- GOAL -
Exactly repeat the material, dropping every picture from the copy.

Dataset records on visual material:
---

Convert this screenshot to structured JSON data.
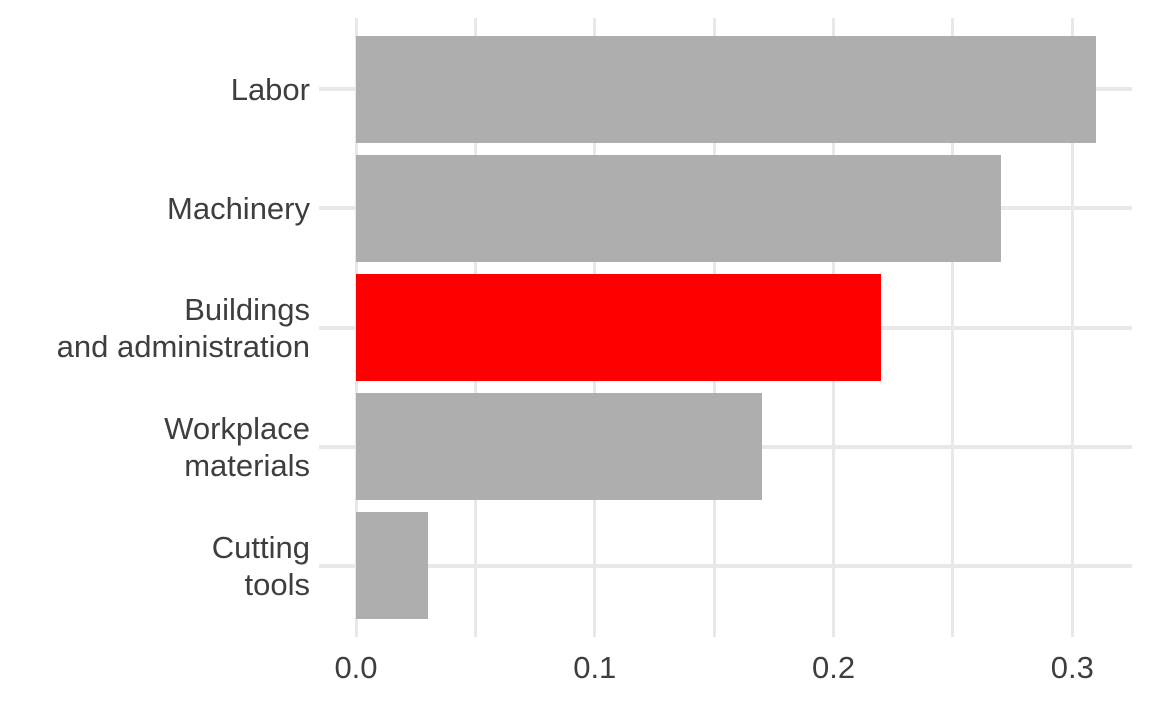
{
  "chart_data": {
    "type": "bar",
    "orientation": "horizontal",
    "title": "",
    "xlabel": "",
    "ylabel": "",
    "legend": "none",
    "grid": "vertical value gridlines every 0.05, horizontal line per category",
    "categories": [
      "Labor",
      "Machinery",
      "Buildings and administration",
      "Workplace materials",
      "Cutting tools"
    ],
    "category_label_lines": [
      [
        "Labor"
      ],
      [
        "Machinery"
      ],
      [
        "Buildings",
        "and administration"
      ],
      [
        "Workplace",
        "materials"
      ],
      [
        "Cutting",
        "tools"
      ]
    ],
    "values": [
      0.31,
      0.27,
      0.22,
      0.17,
      0.03
    ],
    "bar_colors": [
      "#aeaeae",
      "#aeaeae",
      "#ff0000",
      "#aeaeae",
      "#aeaeae"
    ],
    "highlighted_category": "Buildings and administration",
    "bar_width_fraction": 0.9,
    "xlim": [
      0,
      0.325
    ],
    "x_major_ticks": [
      0,
      0.1,
      0.2,
      0.3
    ],
    "x_tick_labels": [
      "0.0",
      "0.1",
      "0.2",
      "0.3"
    ],
    "x_minor_ticks": [
      0.05,
      0.15,
      0.25
    ]
  },
  "colors": {
    "bar_default": "#aeaeae",
    "bar_highlight": "#ff0000",
    "gridline": "#e8e8e8",
    "axis_text": "#3e3e3e",
    "background": "#ffffff"
  }
}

---

- PROBLEM SOLUTION -
Convert this screenshot to structured JSON data.
{
  "chart_data": {
    "type": "bar",
    "orientation": "horizontal",
    "title": "",
    "xlabel": "",
    "ylabel": "",
    "legend": "none",
    "grid": "vertical value gridlines every 0.05, horizontal line per category",
    "categories": [
      "Labor",
      "Machinery",
      "Buildings and administration",
      "Workplace materials",
      "Cutting tools"
    ],
    "category_label_lines": [
      [
        "Labor"
      ],
      [
        "Machinery"
      ],
      [
        "Buildings",
        "and administration"
      ],
      [
        "Workplace",
        "materials"
      ],
      [
        "Cutting",
        "tools"
      ]
    ],
    "values": [
      0.31,
      0.27,
      0.22,
      0.17,
      0.03
    ],
    "bar_colors": [
      "#aeaeae",
      "#aeaeae",
      "#ff0000",
      "#aeaeae",
      "#aeaeae"
    ],
    "highlighted_category": "Buildings and administration",
    "bar_width_fraction": 0.9,
    "xlim": [
      0,
      0.325
    ],
    "x_major_ticks": [
      0,
      0.1,
      0.2,
      0.3
    ],
    "x_tick_labels": [
      "0.0",
      "0.1",
      "0.2",
      "0.3"
    ],
    "x_minor_ticks": [
      0.05,
      0.15,
      0.25
    ]
  },
  "colors": {
    "bar_default": "#aeaeae",
    "bar_highlight": "#ff0000",
    "gridline": "#e8e8e8",
    "axis_text": "#3e3e3e",
    "background": "#ffffff"
  }
}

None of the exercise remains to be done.